- Information shown -
----

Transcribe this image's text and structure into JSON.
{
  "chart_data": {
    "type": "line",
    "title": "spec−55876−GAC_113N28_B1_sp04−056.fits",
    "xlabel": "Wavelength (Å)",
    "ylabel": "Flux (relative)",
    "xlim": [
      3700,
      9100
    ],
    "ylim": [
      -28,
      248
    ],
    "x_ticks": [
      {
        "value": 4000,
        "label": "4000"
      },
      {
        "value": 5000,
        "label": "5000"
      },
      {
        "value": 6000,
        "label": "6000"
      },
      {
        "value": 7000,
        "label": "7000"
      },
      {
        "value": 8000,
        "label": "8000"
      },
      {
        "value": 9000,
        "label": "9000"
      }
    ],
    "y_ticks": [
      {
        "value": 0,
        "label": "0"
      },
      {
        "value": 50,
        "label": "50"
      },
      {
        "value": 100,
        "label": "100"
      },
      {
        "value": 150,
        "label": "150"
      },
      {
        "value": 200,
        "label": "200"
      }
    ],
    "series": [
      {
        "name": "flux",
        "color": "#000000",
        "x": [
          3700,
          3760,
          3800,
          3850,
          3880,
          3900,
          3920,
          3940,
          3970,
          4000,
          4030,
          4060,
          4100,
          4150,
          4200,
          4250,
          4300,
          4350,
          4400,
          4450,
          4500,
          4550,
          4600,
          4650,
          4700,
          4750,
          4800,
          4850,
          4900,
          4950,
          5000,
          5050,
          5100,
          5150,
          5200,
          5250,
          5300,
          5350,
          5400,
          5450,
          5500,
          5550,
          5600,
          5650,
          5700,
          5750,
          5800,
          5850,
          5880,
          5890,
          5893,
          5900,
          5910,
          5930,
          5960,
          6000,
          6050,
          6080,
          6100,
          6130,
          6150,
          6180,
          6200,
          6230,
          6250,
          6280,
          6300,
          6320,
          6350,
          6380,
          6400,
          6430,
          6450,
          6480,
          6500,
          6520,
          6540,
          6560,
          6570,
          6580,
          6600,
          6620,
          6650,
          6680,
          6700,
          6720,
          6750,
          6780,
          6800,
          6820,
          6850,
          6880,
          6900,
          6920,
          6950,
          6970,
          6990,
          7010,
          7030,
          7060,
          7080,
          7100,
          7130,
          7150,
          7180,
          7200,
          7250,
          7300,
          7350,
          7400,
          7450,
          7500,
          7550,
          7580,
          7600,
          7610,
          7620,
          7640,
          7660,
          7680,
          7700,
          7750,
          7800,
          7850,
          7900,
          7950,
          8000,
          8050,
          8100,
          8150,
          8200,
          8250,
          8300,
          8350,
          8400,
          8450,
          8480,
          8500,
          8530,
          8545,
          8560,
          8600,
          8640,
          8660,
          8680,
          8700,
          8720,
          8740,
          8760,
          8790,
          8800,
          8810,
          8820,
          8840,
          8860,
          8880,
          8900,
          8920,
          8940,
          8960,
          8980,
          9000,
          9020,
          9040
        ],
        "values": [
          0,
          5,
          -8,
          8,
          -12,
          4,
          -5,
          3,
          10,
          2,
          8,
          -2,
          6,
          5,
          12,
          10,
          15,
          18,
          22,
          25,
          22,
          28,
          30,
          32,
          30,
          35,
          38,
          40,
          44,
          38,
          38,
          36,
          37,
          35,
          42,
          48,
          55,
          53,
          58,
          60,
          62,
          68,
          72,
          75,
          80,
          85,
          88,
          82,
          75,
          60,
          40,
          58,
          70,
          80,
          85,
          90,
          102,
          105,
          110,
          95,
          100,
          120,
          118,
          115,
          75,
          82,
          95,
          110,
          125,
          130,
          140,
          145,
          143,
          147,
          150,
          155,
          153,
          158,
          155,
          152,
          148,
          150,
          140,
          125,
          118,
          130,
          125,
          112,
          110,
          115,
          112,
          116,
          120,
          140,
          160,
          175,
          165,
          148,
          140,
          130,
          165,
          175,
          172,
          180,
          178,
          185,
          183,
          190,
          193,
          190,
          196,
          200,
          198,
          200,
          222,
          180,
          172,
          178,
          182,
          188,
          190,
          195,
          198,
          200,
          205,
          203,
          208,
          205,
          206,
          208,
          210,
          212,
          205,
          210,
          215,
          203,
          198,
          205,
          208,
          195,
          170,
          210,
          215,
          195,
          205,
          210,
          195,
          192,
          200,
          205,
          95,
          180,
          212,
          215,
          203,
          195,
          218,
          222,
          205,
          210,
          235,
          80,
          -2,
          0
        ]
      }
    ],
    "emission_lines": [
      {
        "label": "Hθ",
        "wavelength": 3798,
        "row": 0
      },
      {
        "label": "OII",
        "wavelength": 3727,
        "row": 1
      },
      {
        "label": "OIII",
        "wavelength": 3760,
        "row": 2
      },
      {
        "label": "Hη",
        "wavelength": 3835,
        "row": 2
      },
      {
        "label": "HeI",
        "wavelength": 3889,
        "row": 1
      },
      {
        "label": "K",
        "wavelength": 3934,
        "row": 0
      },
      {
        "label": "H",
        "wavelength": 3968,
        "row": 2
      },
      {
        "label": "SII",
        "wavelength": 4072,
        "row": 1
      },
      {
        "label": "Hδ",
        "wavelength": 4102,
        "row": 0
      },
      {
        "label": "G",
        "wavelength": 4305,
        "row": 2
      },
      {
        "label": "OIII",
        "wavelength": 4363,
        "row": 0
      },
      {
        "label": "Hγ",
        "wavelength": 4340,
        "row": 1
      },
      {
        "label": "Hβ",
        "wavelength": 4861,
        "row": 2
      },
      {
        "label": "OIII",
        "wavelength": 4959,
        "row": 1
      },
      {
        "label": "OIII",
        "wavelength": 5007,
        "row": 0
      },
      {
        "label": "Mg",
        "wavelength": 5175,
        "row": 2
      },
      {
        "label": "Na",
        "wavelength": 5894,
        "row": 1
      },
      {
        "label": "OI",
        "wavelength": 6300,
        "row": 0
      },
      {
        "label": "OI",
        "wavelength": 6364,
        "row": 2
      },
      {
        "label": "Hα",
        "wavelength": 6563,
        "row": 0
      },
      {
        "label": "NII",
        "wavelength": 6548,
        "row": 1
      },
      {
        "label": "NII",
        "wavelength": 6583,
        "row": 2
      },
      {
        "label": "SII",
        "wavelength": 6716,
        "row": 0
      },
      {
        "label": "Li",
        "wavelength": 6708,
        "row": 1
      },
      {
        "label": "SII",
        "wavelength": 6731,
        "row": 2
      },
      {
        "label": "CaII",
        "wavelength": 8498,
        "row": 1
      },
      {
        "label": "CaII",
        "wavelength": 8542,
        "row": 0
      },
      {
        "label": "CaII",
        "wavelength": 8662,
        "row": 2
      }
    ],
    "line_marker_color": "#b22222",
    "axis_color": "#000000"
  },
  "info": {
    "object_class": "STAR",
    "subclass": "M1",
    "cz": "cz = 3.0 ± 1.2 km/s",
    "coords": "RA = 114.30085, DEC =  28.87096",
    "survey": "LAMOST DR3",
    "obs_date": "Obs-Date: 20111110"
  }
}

----

- To be done -
Reproduce the complete data exactly as presented above.

- In response -
Transcribe this image's text and structure into JSON.
{
  "chart_data": {
    "type": "line",
    "title": "spec−55876−GAC_113N28_B1_sp04−056.fits",
    "xlabel": "Wavelength (Å)",
    "ylabel": "Flux (relative)",
    "xlim": [
      3700,
      9100
    ],
    "ylim": [
      -28,
      248
    ],
    "x_ticks": [
      {
        "value": 4000,
        "label": "4000"
      },
      {
        "value": 5000,
        "label": "5000"
      },
      {
        "value": 6000,
        "label": "6000"
      },
      {
        "value": 7000,
        "label": "7000"
      },
      {
        "value": 8000,
        "label": "8000"
      },
      {
        "value": 9000,
        "label": "9000"
      }
    ],
    "y_ticks": [
      {
        "value": 0,
        "label": "0"
      },
      {
        "value": 50,
        "label": "50"
      },
      {
        "value": 100,
        "label": "100"
      },
      {
        "value": 150,
        "label": "150"
      },
      {
        "value": 200,
        "label": "200"
      }
    ],
    "series": [
      {
        "name": "flux",
        "color": "#000000",
        "x": [
          3700,
          3760,
          3800,
          3850,
          3880,
          3900,
          3920,
          3940,
          3970,
          4000,
          4030,
          4060,
          4100,
          4150,
          4200,
          4250,
          4300,
          4350,
          4400,
          4450,
          4500,
          4550,
          4600,
          4650,
          4700,
          4750,
          4800,
          4850,
          4900,
          4950,
          5000,
          5050,
          5100,
          5150,
          5200,
          5250,
          5300,
          5350,
          5400,
          5450,
          5500,
          5550,
          5600,
          5650,
          5700,
          5750,
          5800,
          5850,
          5880,
          5890,
          5893,
          5900,
          5910,
          5930,
          5960,
          6000,
          6050,
          6080,
          6100,
          6130,
          6150,
          6180,
          6200,
          6230,
          6250,
          6280,
          6300,
          6320,
          6350,
          6380,
          6400,
          6430,
          6450,
          6480,
          6500,
          6520,
          6540,
          6560,
          6570,
          6580,
          6600,
          6620,
          6650,
          6680,
          6700,
          6720,
          6750,
          6780,
          6800,
          6820,
          6850,
          6880,
          6900,
          6920,
          6950,
          6970,
          6990,
          7010,
          7030,
          7060,
          7080,
          7100,
          7130,
          7150,
          7180,
          7200,
          7250,
          7300,
          7350,
          7400,
          7450,
          7500,
          7550,
          7580,
          7600,
          7610,
          7620,
          7640,
          7660,
          7680,
          7700,
          7750,
          7800,
          7850,
          7900,
          7950,
          8000,
          8050,
          8100,
          8150,
          8200,
          8250,
          8300,
          8350,
          8400,
          8450,
          8480,
          8500,
          8530,
          8545,
          8560,
          8600,
          8640,
          8660,
          8680,
          8700,
          8720,
          8740,
          8760,
          8790,
          8800,
          8810,
          8820,
          8840,
          8860,
          8880,
          8900,
          8920,
          8940,
          8960,
          8980,
          9000,
          9020,
          9040
        ],
        "values": [
          0,
          5,
          -8,
          8,
          -12,
          4,
          -5,
          3,
          10,
          2,
          8,
          -2,
          6,
          5,
          12,
          10,
          15,
          18,
          22,
          25,
          22,
          28,
          30,
          32,
          30,
          35,
          38,
          40,
          44,
          38,
          38,
          36,
          37,
          35,
          42,
          48,
          55,
          53,
          58,
          60,
          62,
          68,
          72,
          75,
          80,
          85,
          88,
          82,
          75,
          60,
          40,
          58,
          70,
          80,
          85,
          90,
          102,
          105,
          110,
          95,
          100,
          120,
          118,
          115,
          75,
          82,
          95,
          110,
          125,
          130,
          140,
          145,
          143,
          147,
          150,
          155,
          153,
          158,
          155,
          152,
          148,
          150,
          140,
          125,
          118,
          130,
          125,
          112,
          110,
          115,
          112,
          116,
          120,
          140,
          160,
          175,
          165,
          148,
          140,
          130,
          165,
          175,
          172,
          180,
          178,
          185,
          183,
          190,
          193,
          190,
          196,
          200,
          198,
          200,
          222,
          180,
          172,
          178,
          182,
          188,
          190,
          195,
          198,
          200,
          205,
          203,
          208,
          205,
          206,
          208,
          210,
          212,
          205,
          210,
          215,
          203,
          198,
          205,
          208,
          195,
          170,
          210,
          215,
          195,
          205,
          210,
          195,
          192,
          200,
          205,
          95,
          180,
          212,
          215,
          203,
          195,
          218,
          222,
          205,
          210,
          235,
          80,
          -2,
          0
        ]
      }
    ],
    "emission_lines": [
      {
        "label": "Hθ",
        "wavelength": 3798,
        "row": 0
      },
      {
        "label": "OII",
        "wavelength": 3727,
        "row": 1
      },
      {
        "label": "OIII",
        "wavelength": 3760,
        "row": 2
      },
      {
        "label": "Hη",
        "wavelength": 3835,
        "row": 2
      },
      {
        "label": "HeI",
        "wavelength": 3889,
        "row": 1
      },
      {
        "label": "K",
        "wavelength": 3934,
        "row": 0
      },
      {
        "label": "H",
        "wavelength": 3968,
        "row": 2
      },
      {
        "label": "SII",
        "wavelength": 4072,
        "row": 1
      },
      {
        "label": "Hδ",
        "wavelength": 4102,
        "row": 0
      },
      {
        "label": "G",
        "wavelength": 4305,
        "row": 2
      },
      {
        "label": "OIII",
        "wavelength": 4363,
        "row": 0
      },
      {
        "label": "Hγ",
        "wavelength": 4340,
        "row": 1
      },
      {
        "label": "Hβ",
        "wavelength": 4861,
        "row": 2
      },
      {
        "label": "OIII",
        "wavelength": 4959,
        "row": 1
      },
      {
        "label": "OIII",
        "wavelength": 5007,
        "row": 0
      },
      {
        "label": "Mg",
        "wavelength": 5175,
        "row": 2
      },
      {
        "label": "Na",
        "wavelength": 5894,
        "row": 1
      },
      {
        "label": "OI",
        "wavelength": 6300,
        "row": 0
      },
      {
        "label": "OI",
        "wavelength": 6364,
        "row": 2
      },
      {
        "label": "Hα",
        "wavelength": 6563,
        "row": 0
      },
      {
        "label": "NII",
        "wavelength": 6548,
        "row": 1
      },
      {
        "label": "NII",
        "wavelength": 6583,
        "row": 2
      },
      {
        "label": "SII",
        "wavelength": 6716,
        "row": 0
      },
      {
        "label": "Li",
        "wavelength": 6708,
        "row": 1
      },
      {
        "label": "SII",
        "wavelength": 6731,
        "row": 2
      },
      {
        "label": "CaII",
        "wavelength": 8498,
        "row": 1
      },
      {
        "label": "CaII",
        "wavelength": 8542,
        "row": 0
      },
      {
        "label": "CaII",
        "wavelength": 8662,
        "row": 2
      }
    ],
    "line_marker_color": "#b22222",
    "axis_color": "#000000"
  },
  "info": {
    "object_class": "STAR",
    "subclass": "M1",
    "cz": "cz = 3.0 ± 1.2 km/s",
    "coords": "RA = 114.30085, DEC =  28.87096",
    "survey": "LAMOST DR3",
    "obs_date": "Obs-Date: 20111110"
  }
}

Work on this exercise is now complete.